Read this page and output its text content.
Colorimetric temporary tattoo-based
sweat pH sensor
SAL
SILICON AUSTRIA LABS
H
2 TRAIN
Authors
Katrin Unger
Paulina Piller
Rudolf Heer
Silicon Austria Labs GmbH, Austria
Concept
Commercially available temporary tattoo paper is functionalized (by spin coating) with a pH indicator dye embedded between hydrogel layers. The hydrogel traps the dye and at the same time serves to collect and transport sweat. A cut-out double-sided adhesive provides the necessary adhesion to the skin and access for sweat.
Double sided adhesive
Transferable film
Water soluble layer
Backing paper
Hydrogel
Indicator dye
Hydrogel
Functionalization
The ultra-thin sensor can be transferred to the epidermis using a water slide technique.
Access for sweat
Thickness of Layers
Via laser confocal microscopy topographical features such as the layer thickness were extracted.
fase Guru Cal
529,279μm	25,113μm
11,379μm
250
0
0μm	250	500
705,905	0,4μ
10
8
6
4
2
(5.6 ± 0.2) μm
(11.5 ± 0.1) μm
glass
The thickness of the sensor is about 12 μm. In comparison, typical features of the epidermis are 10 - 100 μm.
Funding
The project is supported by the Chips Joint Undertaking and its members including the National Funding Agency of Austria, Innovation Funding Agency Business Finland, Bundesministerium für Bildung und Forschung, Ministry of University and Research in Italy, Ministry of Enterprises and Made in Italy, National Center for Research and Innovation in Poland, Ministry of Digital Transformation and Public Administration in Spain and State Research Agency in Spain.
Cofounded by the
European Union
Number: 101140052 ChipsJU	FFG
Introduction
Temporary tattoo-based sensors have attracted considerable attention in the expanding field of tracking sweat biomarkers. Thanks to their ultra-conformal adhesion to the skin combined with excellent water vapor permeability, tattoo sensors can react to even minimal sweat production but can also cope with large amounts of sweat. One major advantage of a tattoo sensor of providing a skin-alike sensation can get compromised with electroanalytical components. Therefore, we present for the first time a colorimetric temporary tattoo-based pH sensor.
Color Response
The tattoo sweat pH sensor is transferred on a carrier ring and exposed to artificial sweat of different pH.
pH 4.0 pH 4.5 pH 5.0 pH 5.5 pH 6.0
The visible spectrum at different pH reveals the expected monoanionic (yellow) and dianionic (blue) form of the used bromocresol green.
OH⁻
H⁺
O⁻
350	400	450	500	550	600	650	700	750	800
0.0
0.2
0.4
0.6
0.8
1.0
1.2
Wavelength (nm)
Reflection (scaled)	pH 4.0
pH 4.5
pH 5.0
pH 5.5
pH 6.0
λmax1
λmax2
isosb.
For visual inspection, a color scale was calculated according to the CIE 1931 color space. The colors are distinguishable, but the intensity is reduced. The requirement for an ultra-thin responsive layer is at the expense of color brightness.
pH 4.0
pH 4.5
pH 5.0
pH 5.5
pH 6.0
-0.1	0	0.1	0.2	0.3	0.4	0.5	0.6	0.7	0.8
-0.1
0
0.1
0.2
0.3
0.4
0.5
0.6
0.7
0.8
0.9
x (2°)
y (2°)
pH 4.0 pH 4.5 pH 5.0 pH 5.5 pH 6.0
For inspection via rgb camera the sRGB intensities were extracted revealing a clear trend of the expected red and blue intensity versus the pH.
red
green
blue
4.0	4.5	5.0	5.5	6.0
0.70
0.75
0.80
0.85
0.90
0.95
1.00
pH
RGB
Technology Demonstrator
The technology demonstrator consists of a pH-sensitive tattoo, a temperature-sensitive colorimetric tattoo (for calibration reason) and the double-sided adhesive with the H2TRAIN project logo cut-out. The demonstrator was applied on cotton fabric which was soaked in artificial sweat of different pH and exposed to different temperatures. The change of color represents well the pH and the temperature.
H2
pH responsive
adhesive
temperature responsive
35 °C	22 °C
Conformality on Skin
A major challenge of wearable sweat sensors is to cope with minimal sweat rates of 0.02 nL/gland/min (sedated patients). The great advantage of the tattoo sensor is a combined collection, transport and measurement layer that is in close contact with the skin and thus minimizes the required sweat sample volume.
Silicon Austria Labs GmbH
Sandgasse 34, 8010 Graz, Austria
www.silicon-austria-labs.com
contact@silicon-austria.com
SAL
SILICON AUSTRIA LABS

━━━━━━━━━━━━━━━━━━━━

_What to produce_. Write out the records again so that each line matches the original exactly.

_Solution for this problem_.
Read this page and output its text content.
Colorimetric temporary tattoo-based
sweat pH sensor
SAL
SILICON AUSTRIA LABS
H
2 TRAIN
Authors
Katrin Unger
Paulina Piller
Rudolf Heer
Silicon Austria Labs GmbH, Austria
Concept
Commercially available temporary tattoo paper is functionalized (by spin coating) with a pH indicator dye embedded between hydrogel layers. The hydrogel traps the dye and at the same time serves to collect and transport sweat. A cut-out double-sided adhesive provides the necessary adhesion to the skin and access for sweat.
Double sided adhesive
Transferable film
Water soluble layer
Backing paper
Hydrogel
Indicator dye
Hydrogel
Functionalization
The ultra-thin sensor can be transferred to the epidermis using a water slide technique.
Access for sweat
Thickness of Layers
Via laser confocal microscopy topographical features such as the layer thickness were extracted.
fase Guru Cal
529,279μm	25,113μm
11,379μm
250
0
0μm	250	500
705,905	0,4μ
10
8
6
4
2
(5.6 ± 0.2) μm
(11.5 ± 0.1) μm
glass
The thickness of the sensor is about 12 μm. In comparison, typical features of the epidermis are 10 - 100 μm.
Funding
The project is supported by the Chips Joint Undertaking and its members including the National Funding Agency of Austria, Innovation Funding Agency Business Finland, Bundesministerium für Bildung und Forschung, Ministry of University and Research in Italy, Ministry of Enterprises and Made in Italy, National Center for Research and Innovation in Poland, Ministry of Digital Transformation and Public Administration in Spain and State Research Agency in Spain.
Cofounded by the
European Union
Number: 101140052 ChipsJU	FFG
Introduction
Temporary tattoo-based sensors have attracted considerable attention in the expanding field of tracking sweat biomarkers. Thanks to their ultra-conformal adhesion to the skin combined with excellent water vapor permeability, tattoo sensors can react to even minimal sweat production but can also cope with large amounts of sweat. One major advantage of a tattoo sensor of providing a skin-alike sensation can get compromised with electroanalytical components. Therefore, we present for the first time a colorimetric temporary tattoo-based pH sensor.
Color Response
The tattoo sweat pH sensor is transferred on a carrier ring and exposed to artificial sweat of different pH.
pH 4.0 pH 4.5 pH 5.0 pH 5.5 pH 6.0
The visible spectrum at different pH reveals the expected monoanionic (yellow) and dianionic (blue) form of the used bromocresol green.
OH⁻
H⁺
O⁻
350	400	450	500	550	600	650	700	750	800
0.0
0.2
0.4
0.6
0.8
1.0
1.2
Wavelength (nm)
Reflection (scaled)	pH 4.0
pH 4.5
pH 5.0
pH 5.5
pH 6.0
λmax1
λmax2
isosb.
For visual inspection, a color scale was calculated according to the CIE 1931 color space. The colors are distinguishable, but the intensity is reduced. The requirement for an ultra-thin responsive layer is at the expense of color brightness.
pH 4.0
pH 4.5
pH 5.0
pH 5.5
pH 6.0
-0.1	0	0.1	0.2	0.3	0.4	0.5	0.6	0.7	0.8
-0.1
0
0.1
0.2
0.3
0.4
0.5
0.6
0.7
0.8
0.9
x (2°)
y (2°)
pH 4.0 pH 4.5 pH 5.0 pH 5.5 pH 6.0
For inspection via rgb camera the sRGB intensities were extracted revealing a clear trend of the expected red and blue intensity versus the pH.
red
green
blue
4.0	4.5	5.0	5.5	6.0
0.70
0.75
0.80
0.85
0.90
0.95
1.00
pH
RGB
Technology Demonstrator
The technology demonstrator consists of a pH-sensitive tattoo, a temperature-sensitive colorimetric tattoo (for calibration reason) and the double-sided adhesive with the H2TRAIN project logo cut-out. The demonstrator was applied on cotton fabric which was soaked in artificial sweat of different pH and exposed to different temperatures. The change of color represents well the pH and the temperature.
H2
pH responsive
adhesive
temperature responsive
35 °C	22 °C
Conformality on Skin
A major challenge of wearable sweat sensors is to cope with minimal sweat rates of 0.02 nL/gland/min (sedated patients). The great advantage of the tattoo sensor is a combined collection, transport and measurement layer that is in close contact with the skin and thus minimizes the required sweat sample volume.
Silicon Austria Labs GmbH
Sandgasse 34, 8010 Graz, Austria
www.silicon-austria-labs.com
contact@silicon-austria.com
SAL
SILICON AUSTRIA LABS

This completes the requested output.